====== Data supplied ======

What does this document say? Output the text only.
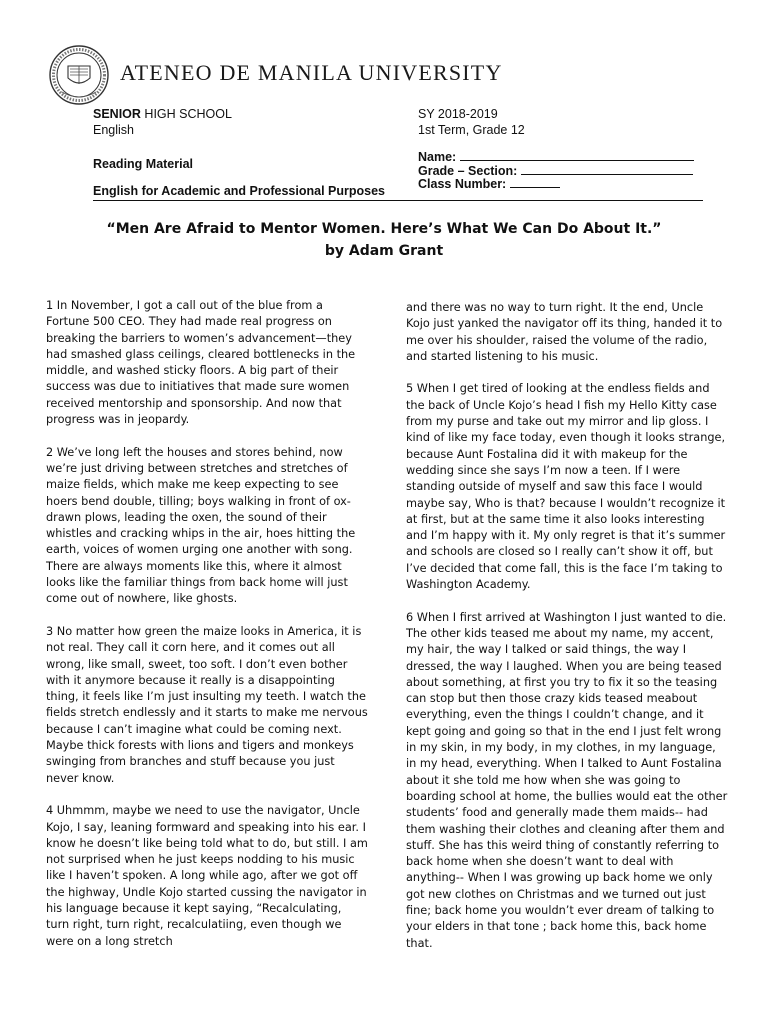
ATENEO DE MANILA UNIVERSITY
SENIOR HIGH SCHOOL
English
SY 2018-2019
1st Term, Grade 12
Reading Material
English for Academic and Professional Purposes
Name:
Grade – Section:
Class Number:
“Men Are Afraid to Mentor Women. Here’s What We Can Do About It.”
by Adam Grant

1 In November, I got a call out of the blue from a Fortune 500 CEO. They had made real progress on breaking the barriers to women’s advancement—they had smashed glass ceilings, cleared bottlenecks in the middle, and washed sticky floors. A big part of their success was due to initiatives that made sure women received mentorship and sponsorship. And now that progress was in jeopardy.

2 We’ve long left the houses and stores behind, now we’re just driving between stretches and stretches of maize fields, which make me keep expecting to see hoers bend double, tilling; boys walking in front of ox-drawn plows, leading the oxen, the sound of their whistles and cracking whips in the air, hoes hitting the earth, voices of women urging one another with song. There are always moments like this, where it almost looks like the familiar things from back home will just come out of nowhere, like ghosts.

3 No matter how green the maize looks in America, it is not real. They call it corn here, and it comes out all wrong, like small, sweet, too soft. I don’t even bother with it anymore because it really is a disappointing thing, it feels like I’m just insulting my teeth. I watch the fields stretch endlessly and it starts to make me nervous because I can’t imagine what could be coming next. Maybe thick forests with lions and tigers and monkeys swinging from branches and stuff because you just never know.

4 Uhmmm, maybe we need to use the navigator, Uncle Kojo, I say, leaning formward and speaking into his ear. I know he doesn’t like being told what to do, but still. I am not surprised when he just keeps nodding to his music like I haven’t spoken. A long while ago, after we got off the highway, Undle Kojo started cussing the navigator in his language because it kept saying, “Recalculating, turn right, turn right, recalculatiing, even though we were on a long stretch

and there was no way to turn right. It the end, Uncle Kojo just yanked the navigator off its thing, handed it to me over his shoulder, raised the volume of the radio, and started listening to his music.

5 When I get tired of looking at the endless fields and the back of Uncle Kojo’s head I fish my Hello Kitty case from my purse and take out my mirror and lip gloss. I kind of like my face today, even though it looks strange, because Aunt Fostalina did it with makeup for the wedding since she says I’m now a teen. If I were standing outside of myself and saw this face I would maybe say, Who is that? because I wouldn’t recognize it at first, but at the same time it also looks interesting and I’m happy with it. My only regret is that it’s summer and schools are closed so I really can’t show it off, but I’ve decided that come fall, this is the face I’m taking to Washington Academy.

6 When I first arrived at Washington I just wanted to die. The other kids teased me about my name, my accent, my hair, the way I talked or said things, the way I dressed, the way I laughed. When you are being teased about something, at first you try to fix it so the teasing can stop but then those crazy kids teased meabout everything, even the things I couldn’t change, and it kept going and going so that in the end I just felt wrong in my skin, in my body, in my clothes, in my language, in my head, everything. When I talked to Aunt Fostalina about it she told me how when she was going to boarding school at home, the bullies would eat the other students’ food and generally made them maids-- had them washing their clothes and cleaning after them and stuff. She has this weird thing of constantly referring to back home when she doesn’t want to deal with anything-- When I was growing up back home we only got new clothes on Christmas and we turned out just fine; back home you wouldn’t ever dream of talking to your elders in that tone ; back home this, back home that.
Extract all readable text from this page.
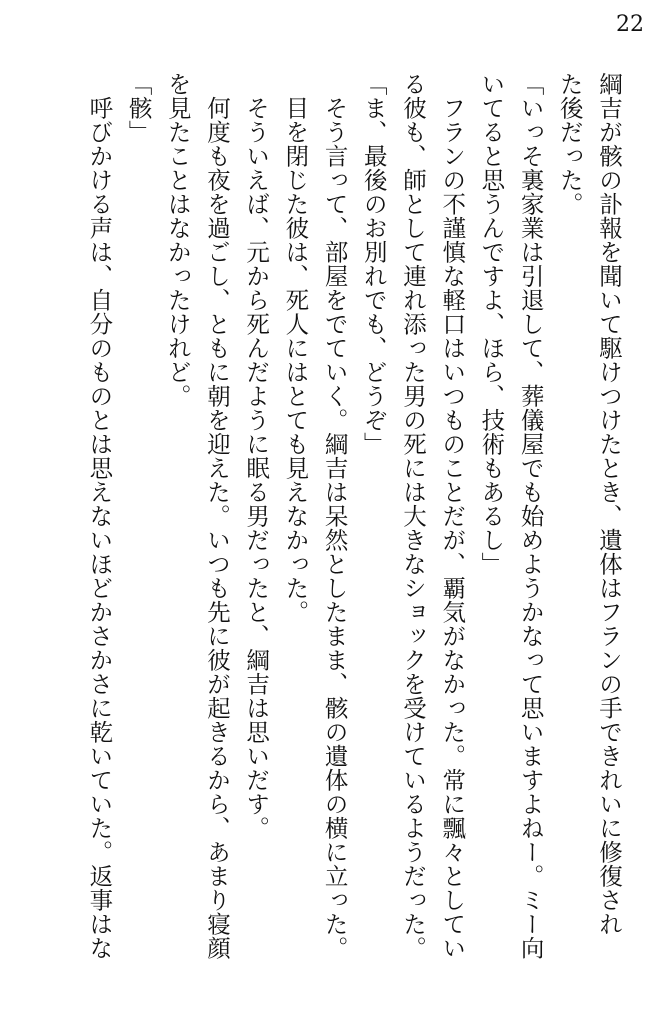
22
綱吉が骸の訃報を聞いて駆けつけたとき、遺体はフランの手できれいに修復され
た後だった。
「いっそ裏家業は引退して、葬儀屋でも始めようかなって思いますよねー。ミー向
いてると思うんですよ、ほら、技術もあるし」
　フランの不謹慎な軽口はいつものことだが、覇気がなかった。常に飄々としてい
る彼も、師として連れ添った男の死には大きなショックを受けているようだった。
「ま、最後のお別れでも、どうぞ」
　そう言って、部屋をでていく。綱吉は呆然としたまま、骸の遺体の横に立った。
　目を閉じた彼は、死人にはとても見えなかった。
　そういえば、元から死んだように眠る男だったと、綱吉は思いだす。
　何度も夜を過ごし、ともに朝を迎えた。いつも先に彼が起きるから、あまり寝顔
を見たことはなかったけれど。
「骸」
　呼びかける声は、自分のものとは思えないほどかさかさに乾いていた。返事はな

======

» What to work on:
Reply with the number of lines in the preceding entries that contain "English", and no other words.

» Answer below:
2